§ **Your instructions**: From the entries below, please gather each line containing the string "content".

# Exercise material start

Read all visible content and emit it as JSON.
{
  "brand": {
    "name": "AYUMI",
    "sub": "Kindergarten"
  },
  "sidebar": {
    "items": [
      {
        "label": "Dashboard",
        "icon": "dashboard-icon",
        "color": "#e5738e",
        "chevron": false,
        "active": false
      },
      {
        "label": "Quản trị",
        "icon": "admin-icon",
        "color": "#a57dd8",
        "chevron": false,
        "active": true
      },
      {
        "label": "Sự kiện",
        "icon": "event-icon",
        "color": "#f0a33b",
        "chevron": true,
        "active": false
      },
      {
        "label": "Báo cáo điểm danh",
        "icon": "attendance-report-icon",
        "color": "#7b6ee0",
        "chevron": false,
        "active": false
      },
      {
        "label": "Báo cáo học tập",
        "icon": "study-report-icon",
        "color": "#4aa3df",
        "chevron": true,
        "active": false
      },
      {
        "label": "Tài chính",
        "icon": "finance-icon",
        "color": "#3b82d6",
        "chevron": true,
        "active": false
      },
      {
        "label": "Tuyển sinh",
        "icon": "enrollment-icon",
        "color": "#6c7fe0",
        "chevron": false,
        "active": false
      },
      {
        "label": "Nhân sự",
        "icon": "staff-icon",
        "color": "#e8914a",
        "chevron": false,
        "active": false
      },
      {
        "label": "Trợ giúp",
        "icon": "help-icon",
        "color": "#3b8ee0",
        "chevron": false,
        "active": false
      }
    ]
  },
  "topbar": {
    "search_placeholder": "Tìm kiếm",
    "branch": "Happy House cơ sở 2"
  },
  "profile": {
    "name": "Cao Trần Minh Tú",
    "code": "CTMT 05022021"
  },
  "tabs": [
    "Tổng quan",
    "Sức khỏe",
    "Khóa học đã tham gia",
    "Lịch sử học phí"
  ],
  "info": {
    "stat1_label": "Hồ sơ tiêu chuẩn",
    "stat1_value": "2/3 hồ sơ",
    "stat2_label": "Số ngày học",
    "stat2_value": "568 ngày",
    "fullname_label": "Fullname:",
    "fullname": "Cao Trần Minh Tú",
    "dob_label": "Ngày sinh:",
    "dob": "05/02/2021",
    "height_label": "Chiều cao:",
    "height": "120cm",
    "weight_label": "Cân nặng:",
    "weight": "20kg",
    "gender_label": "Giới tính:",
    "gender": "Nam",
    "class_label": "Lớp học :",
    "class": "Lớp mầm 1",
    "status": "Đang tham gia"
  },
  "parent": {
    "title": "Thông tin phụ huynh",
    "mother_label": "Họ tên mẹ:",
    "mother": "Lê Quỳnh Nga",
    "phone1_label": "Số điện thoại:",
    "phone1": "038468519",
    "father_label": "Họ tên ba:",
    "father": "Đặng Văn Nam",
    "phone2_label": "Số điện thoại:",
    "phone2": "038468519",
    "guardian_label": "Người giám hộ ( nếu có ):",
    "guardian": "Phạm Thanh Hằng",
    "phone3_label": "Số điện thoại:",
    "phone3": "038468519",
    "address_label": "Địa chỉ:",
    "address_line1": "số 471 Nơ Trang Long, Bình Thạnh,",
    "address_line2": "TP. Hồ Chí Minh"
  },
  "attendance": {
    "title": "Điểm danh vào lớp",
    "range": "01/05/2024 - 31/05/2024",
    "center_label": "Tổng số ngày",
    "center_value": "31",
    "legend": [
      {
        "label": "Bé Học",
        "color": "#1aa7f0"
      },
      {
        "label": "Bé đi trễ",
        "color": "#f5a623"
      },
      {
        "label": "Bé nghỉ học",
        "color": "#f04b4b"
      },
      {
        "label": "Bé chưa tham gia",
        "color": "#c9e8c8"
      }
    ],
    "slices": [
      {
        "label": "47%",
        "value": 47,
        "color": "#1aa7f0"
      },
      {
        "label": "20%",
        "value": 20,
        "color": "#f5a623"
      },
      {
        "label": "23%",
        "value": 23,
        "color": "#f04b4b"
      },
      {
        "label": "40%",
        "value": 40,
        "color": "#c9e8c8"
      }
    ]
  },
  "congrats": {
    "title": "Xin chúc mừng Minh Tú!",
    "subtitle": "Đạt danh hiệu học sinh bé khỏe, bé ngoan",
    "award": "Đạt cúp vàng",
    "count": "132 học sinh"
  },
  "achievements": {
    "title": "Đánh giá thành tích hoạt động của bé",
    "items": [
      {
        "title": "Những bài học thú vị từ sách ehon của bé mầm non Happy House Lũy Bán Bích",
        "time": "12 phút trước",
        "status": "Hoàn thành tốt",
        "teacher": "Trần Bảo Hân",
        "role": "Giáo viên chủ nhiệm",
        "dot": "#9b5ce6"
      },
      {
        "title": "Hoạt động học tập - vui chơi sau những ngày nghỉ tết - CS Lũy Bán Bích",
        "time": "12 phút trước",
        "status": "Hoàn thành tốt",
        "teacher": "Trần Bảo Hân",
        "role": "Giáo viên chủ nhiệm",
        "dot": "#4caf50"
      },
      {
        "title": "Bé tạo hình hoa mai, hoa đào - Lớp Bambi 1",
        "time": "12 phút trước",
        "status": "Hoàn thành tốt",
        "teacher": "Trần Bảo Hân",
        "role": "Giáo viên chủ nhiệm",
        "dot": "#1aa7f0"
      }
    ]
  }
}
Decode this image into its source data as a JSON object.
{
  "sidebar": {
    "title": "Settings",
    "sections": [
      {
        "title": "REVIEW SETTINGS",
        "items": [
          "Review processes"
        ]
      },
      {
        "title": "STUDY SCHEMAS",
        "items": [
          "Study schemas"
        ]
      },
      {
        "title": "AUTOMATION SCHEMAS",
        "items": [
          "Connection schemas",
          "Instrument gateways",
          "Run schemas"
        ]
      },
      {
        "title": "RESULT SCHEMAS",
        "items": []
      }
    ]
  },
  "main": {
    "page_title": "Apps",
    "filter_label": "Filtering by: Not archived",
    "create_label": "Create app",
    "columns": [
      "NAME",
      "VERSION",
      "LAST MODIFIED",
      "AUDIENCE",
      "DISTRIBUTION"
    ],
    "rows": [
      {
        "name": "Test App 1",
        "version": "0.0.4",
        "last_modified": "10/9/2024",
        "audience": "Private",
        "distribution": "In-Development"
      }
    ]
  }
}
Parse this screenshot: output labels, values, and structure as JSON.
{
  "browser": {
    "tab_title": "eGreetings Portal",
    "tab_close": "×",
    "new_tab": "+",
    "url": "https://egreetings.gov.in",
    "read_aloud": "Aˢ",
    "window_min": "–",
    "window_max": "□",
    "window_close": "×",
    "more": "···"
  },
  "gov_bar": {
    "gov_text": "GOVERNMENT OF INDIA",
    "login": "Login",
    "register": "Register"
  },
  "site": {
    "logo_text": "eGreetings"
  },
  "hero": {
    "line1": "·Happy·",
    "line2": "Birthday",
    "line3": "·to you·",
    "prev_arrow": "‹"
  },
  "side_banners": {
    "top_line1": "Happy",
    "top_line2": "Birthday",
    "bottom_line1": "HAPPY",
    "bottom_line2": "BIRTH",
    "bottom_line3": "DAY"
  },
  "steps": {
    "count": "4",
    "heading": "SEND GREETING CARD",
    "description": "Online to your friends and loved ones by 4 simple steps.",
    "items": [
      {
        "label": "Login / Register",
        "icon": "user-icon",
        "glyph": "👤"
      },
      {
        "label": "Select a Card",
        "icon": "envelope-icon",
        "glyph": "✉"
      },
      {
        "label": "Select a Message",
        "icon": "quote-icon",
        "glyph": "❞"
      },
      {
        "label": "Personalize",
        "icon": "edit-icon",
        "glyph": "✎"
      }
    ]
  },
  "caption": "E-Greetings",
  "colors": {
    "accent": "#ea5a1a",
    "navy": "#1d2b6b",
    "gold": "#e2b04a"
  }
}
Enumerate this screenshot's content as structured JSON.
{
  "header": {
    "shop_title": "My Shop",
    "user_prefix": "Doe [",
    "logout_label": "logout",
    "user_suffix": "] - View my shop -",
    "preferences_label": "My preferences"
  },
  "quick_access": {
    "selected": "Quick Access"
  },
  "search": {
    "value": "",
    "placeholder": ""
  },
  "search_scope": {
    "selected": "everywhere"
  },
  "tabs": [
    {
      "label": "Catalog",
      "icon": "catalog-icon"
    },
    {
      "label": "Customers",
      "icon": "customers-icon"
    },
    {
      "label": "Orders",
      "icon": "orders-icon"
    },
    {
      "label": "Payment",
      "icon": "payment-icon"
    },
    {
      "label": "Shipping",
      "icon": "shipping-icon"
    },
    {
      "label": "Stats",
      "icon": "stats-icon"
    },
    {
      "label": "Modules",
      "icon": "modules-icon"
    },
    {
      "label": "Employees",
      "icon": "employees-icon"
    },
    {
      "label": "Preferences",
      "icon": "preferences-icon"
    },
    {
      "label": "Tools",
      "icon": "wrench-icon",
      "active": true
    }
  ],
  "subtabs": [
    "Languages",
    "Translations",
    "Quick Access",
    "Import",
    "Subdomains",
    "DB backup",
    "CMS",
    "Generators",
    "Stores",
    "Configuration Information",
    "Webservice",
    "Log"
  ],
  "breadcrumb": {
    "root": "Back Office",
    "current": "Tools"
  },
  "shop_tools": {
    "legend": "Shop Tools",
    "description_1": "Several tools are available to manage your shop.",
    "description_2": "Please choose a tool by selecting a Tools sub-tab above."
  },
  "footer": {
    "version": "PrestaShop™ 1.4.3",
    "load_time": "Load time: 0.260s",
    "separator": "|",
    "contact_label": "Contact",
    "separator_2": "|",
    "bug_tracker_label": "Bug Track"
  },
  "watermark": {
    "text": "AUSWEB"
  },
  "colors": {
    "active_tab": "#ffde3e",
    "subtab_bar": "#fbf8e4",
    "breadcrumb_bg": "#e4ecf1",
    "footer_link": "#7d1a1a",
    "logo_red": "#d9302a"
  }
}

# Exercise material end

§ **Exercise output**:
Read all visible content and emit it as JSON.
Enumerate this screenshot's content as structured JSON.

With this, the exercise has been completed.